Collected data entries:
▬▬▬▬▬▬▬▬▬▬
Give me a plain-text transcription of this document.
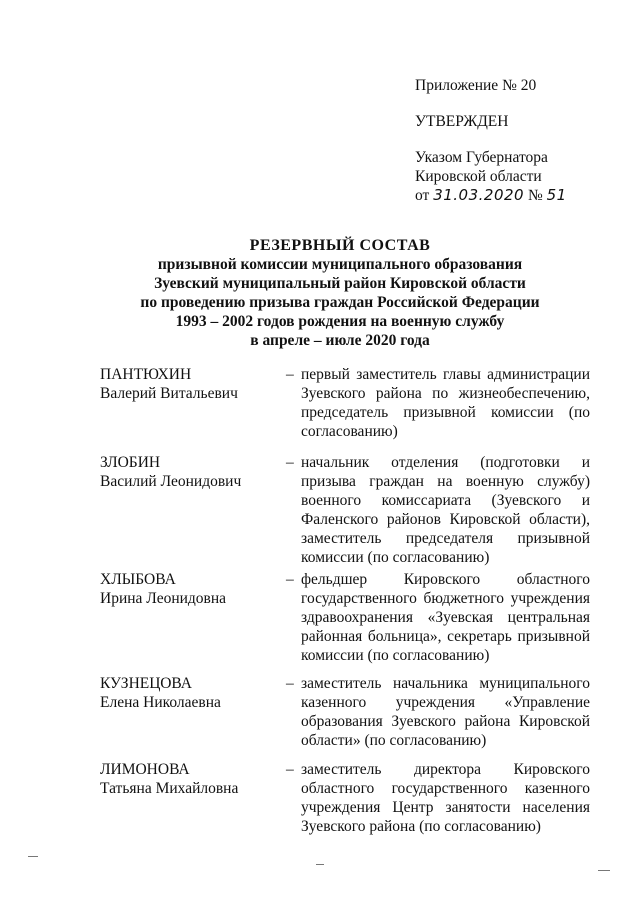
Приложение № 20
УТВЕРЖДЕН
Указом Губернатора
Кировской области
от 31.03.2020 № 51
РЕЗЕРВНЫЙ СОСТАВ
призывной комиссии муниципального образования
Зуевский муниципальный район Кировской области
по проведению призыва граждан Российской Федерации
1993 – 2002 годов рождения на военную службу
в апреле – июле 2020 года
ПАНТЮХИН
Валерий Витальевич
– первый заместитель главы администрации Зуевского района по жизнеобеспечению, председатель призывной комиссии (по согласованию)
ЗЛОБИН
Василий Леонидович
– начальник отделения (подготовки и призыва граждан на военную службу) военного комиссариата (Зуевского и Фаленского районов Кировской области), заместитель председателя призывной комиссии (по согласованию)
ХЛЫБОВА
Ирина Леонидовна
– фельдшер Кировского областного государственного бюджетного учреждения здравоохранения «Зуевская центральная районная больница», секретарь призывной комиссии (по согласованию)
КУЗНЕЦОВА
Елена Николаевна
– заместитель начальника муниципального казенного учреждения «Управление образования Зуевского района Кировской области» (по согласованию)
ЛИМОНОВА
Татьяна Михайловна
– заместитель директора Кировского областного государственного казенного учреждения Центр занятости населения Зуевского района (по согласованию)
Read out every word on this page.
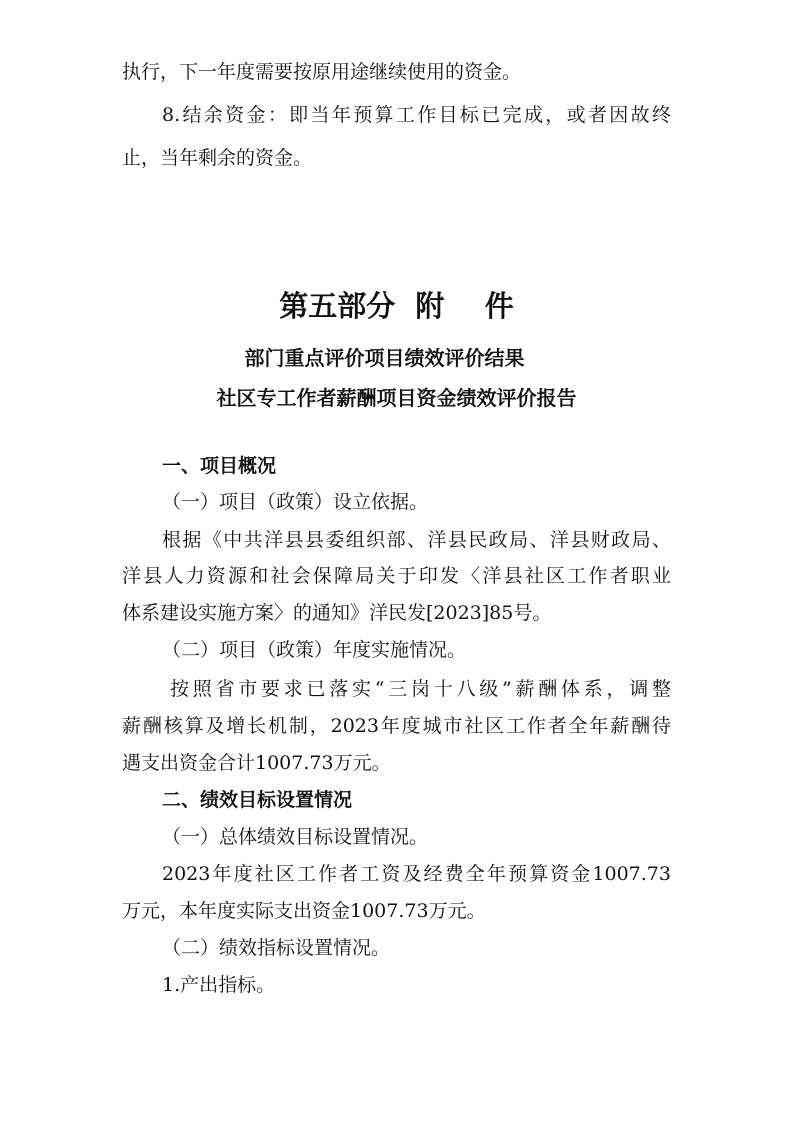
执行，下一年度需要按原用途继续使用的资金。
8.结余资金：即当年预算工作目标已完成，或者因故终
止，当年剩余的资金。
第五部分  附    件
部门重点评价项目绩效评价结果
社区专工作者薪酬项目资金绩效评价报告
一、项目概况
（一）项目（政策）设立依据。
根据《中共洋县县委组织部、洋县民政局、洋县财政局、
洋县人力资源和社会保障局关于印发〈洋县社区工作者职业
体系建设实施方案〉的通知》洋民发[2023]85号。
（二）项目（政策）年度实施情况。
按照省市要求已落实“三岗十八级”薪酬体系，调整
薪酬核算及增长机制，2023年度城市社区工作者全年薪酬待
遇支出资金合计1007.73万元。
二、绩效目标设置情况
（一）总体绩效目标设置情况。
2023年度社区工作者工资及经费全年预算资金1007.73
万元，本年度实际支出资金1007.73万元。
（二）绩效指标设置情况。
1.产出指标。
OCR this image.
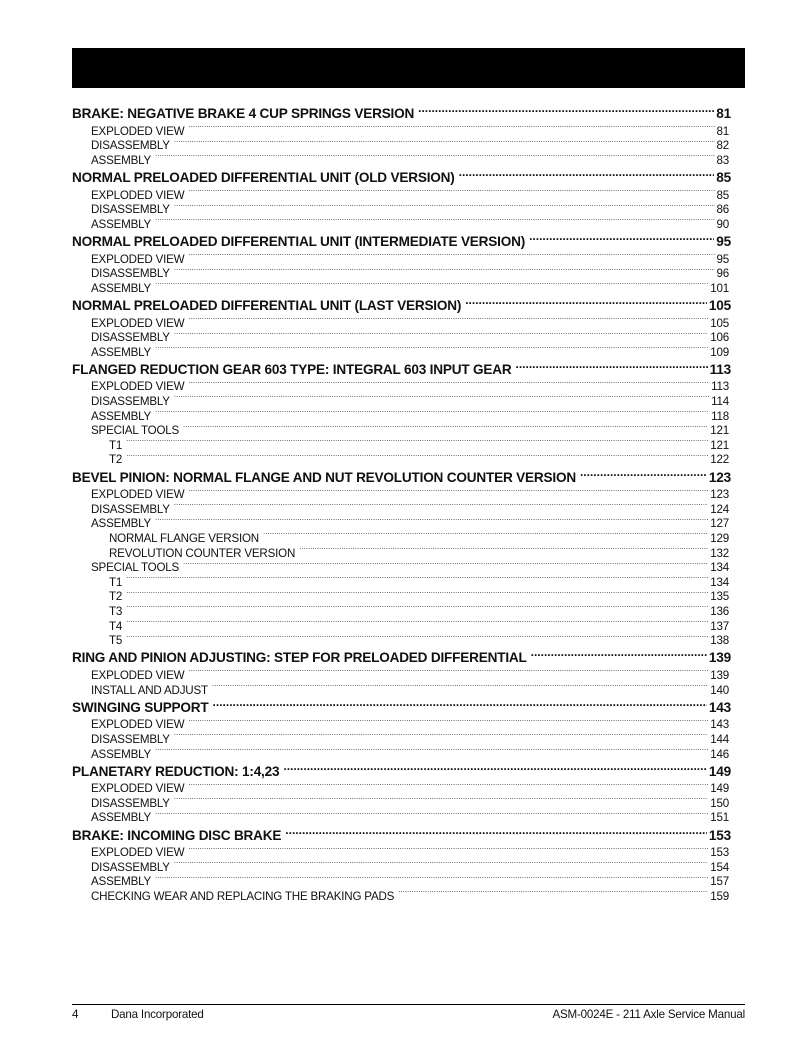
BRAKE: NEGATIVE BRAKE 4 CUP SPRINGS VERSION .....	81
EXPLODED VIEW .....	81
DISASSEMBLY .....	82
ASSEMBLY .....	83
NORMAL PRELOADED DIFFERENTIAL UNIT (OLD VERSION) .....	85
EXPLODED VIEW .....	85
DISASSEMBLY .....	86
ASSEMBLY .....	90
NORMAL PRELOADED DIFFERENTIAL UNIT (INTERMEDIATE VERSION) .....	95
EXPLODED VIEW .....	95
DISASSEMBLY .....	96
ASSEMBLY .....	101
NORMAL PRELOADED DIFFERENTIAL UNIT (LAST VERSION) .....	105
EXPLODED VIEW .....	105
DISASSEMBLY .....	106
ASSEMBLY .....	109
FLANGED REDUCTION GEAR 603 TYPE: INTEGRAL 603 INPUT GEAR .....	113
EXPLODED VIEW .....	113
DISASSEMBLY .....	114
ASSEMBLY .....	118
SPECIAL TOOLS .....	121
T1 .....	121
T2 .....	122
BEVEL PINION: NORMAL FLANGE AND NUT REVOLUTION COUNTER VERSION .....	123
EXPLODED VIEW .....	123
DISASSEMBLY .....	124
ASSEMBLY .....	127
NORMAL FLANGE VERSION .....	129
REVOLUTION COUNTER VERSION .....	132
SPECIAL TOOLS .....	134
T1 .....	134
T2 .....	135
T3 .....	136
T4 .....	137
T5 .....	138
RING AND PINION ADJUSTING: STEP FOR PRELOADED DIFFERENTIAL .....	139
EXPLODED VIEW .....	139
INSTALL AND ADJUST .....	140
SWINGING SUPPORT .....	143
EXPLODED VIEW .....	143
DISASSEMBLY .....	144
ASSEMBLY .....	146
PLANETARY REDUCTION: 1:4,23 .....	149
EXPLODED VIEW .....	149
DISASSEMBLY .....	150
ASSEMBLY .....	151
BRAKE: INCOMING DISC BRAKE .....	153
EXPLODED VIEW .....	153
DISASSEMBLY .....	154
ASSEMBLY .....	157
CHECKING WEAR AND REPLACING THE BRAKING PADS .....	159
4	Dana Incorporated	ASM-0024E - 211 Axle Service Manual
▬▬▬▬▬▬▬▬▬▬
WHAT THIS TASK INVOLVES —
Quote the entries above word for word. Leave the images out.

EXERCISE SOLUTION —
Give me a plain-text transcription of this document.
Приложение № 20
УТВЕРЖДЕН
Указом Губернатора
Кировской области
от 31.03.2020 № 51
РЕЗЕРВНЫЙ СОСТАВ
призывной комиссии муниципального образования
Зуевский муниципальный район Кировской области
по проведению призыва граждан Российской Федерации
1993 – 2002 годов рождения на военную службу
в апреле – июле 2020 года
ПАНТЮХИН
Валерий Витальевич
– первый заместитель главы администрации Зуевского района по жизнеобеспечению, председатель призывной комиссии (по согласованию)
ЗЛОБИН
Василий Леонидович
– начальник отделения (подготовки и призыва граждан на военную службу) военного комиссариата (Зуевского и Фаленского районов Кировской области), заместитель председателя призывной комиссии (по согласованию)
ХЛЫБОВА
Ирина Леонидовна
– фельдшер Кировского областного государственного бюджетного учреждения здравоохранения «Зуевская центральная районная больница», секретарь призывной комиссии (по согласованию)
КУЗНЕЦОВА
Елена Николаевна
– заместитель начальника муниципального казенного учреждения «Управление образования Зуевского района Кировской области» (по согласованию)
ЛИМОНОВА
Татьяна Михайловна
– заместитель директора Кировского областного государственного казенного учреждения Центр занятости населения Зуевского района (по согласованию)
Read out every word on this page.
执行，下一年度需要按原用途继续使用的资金。
8.结余资金：即当年预算工作目标已完成，或者因故终
止，当年剩余的资金。
第五部分  附    件
部门重点评价项目绩效评价结果
社区专工作者薪酬项目资金绩效评价报告
一、项目概况
（一）项目（政策）设立依据。
根据《中共洋县县委组织部、洋县民政局、洋县财政局、
洋县人力资源和社会保障局关于印发〈洋县社区工作者职业
体系建设实施方案〉的通知》洋民发[2023]85号。
（二）项目（政策）年度实施情况。
按照省市要求已落实“三岗十八级”薪酬体系，调整
薪酬核算及增长机制，2023年度城市社区工作者全年薪酬待
遇支出资金合计1007.73万元。
二、绩效目标设置情况
（一）总体绩效目标设置情况。
2023年度社区工作者工资及经费全年预算资金1007.73
万元，本年度实际支出资金1007.73万元。
（二）绩效指标设置情况。
1.产出指标。
OCR this image.
BRAKE: NEGATIVE BRAKE 4 CUP SPRINGS VERSION .....	81
EXPLODED VIEW .....	81
DISASSEMBLY .....	82
ASSEMBLY .....	83
NORMAL PRELOADED DIFFERENTIAL UNIT (OLD VERSION) .....	85
EXPLODED VIEW .....	85
DISASSEMBLY .....	86
ASSEMBLY .....	90
NORMAL PRELOADED DIFFERENTIAL UNIT (INTERMEDIATE VERSION) .....	95
EXPLODED VIEW .....	95
DISASSEMBLY .....	96
ASSEMBLY .....	101
NORMAL PRELOADED DIFFERENTIAL UNIT (LAST VERSION) .....	105
EXPLODED VIEW .....	105
DISASSEMBLY .....	106
ASSEMBLY .....	109
FLANGED REDUCTION GEAR 603 TYPE: INTEGRAL 603 INPUT GEAR .....	113
EXPLODED VIEW .....	113
DISASSEMBLY .....	114
ASSEMBLY .....	118
SPECIAL TOOLS .....	121
T1 .....	121
T2 .....	122
BEVEL PINION: NORMAL FLANGE AND NUT REVOLUTION COUNTER VERSION .....	123
EXPLODED VIEW .....	123
DISASSEMBLY .....	124
ASSEMBLY .....	127
NORMAL FLANGE VERSION .....	129
REVOLUTION COUNTER VERSION .....	132
SPECIAL TOOLS .....	134
T1 .....	134
T2 .....	135
T3 .....	136
T4 .....	137
T5 .....	138
RING AND PINION ADJUSTING: STEP FOR PRELOADED DIFFERENTIAL .....	139
EXPLODED VIEW .....	139
INSTALL AND ADJUST .....	140
SWINGING SUPPORT .....	143
EXPLODED VIEW .....	143
DISASSEMBLY .....	144
ASSEMBLY .....	146
PLANETARY REDUCTION: 1:4,23 .....	149
EXPLODED VIEW .....	149
DISASSEMBLY .....	150
ASSEMBLY .....	151
BRAKE: INCOMING DISC BRAKE .....	153
EXPLODED VIEW .....	153
DISASSEMBLY .....	154
ASSEMBLY .....	157
CHECKING WEAR AND REPLACING THE BRAKING PADS .....	159
4	Dana Incorporated	ASM-0024E - 211 Axle Service Manual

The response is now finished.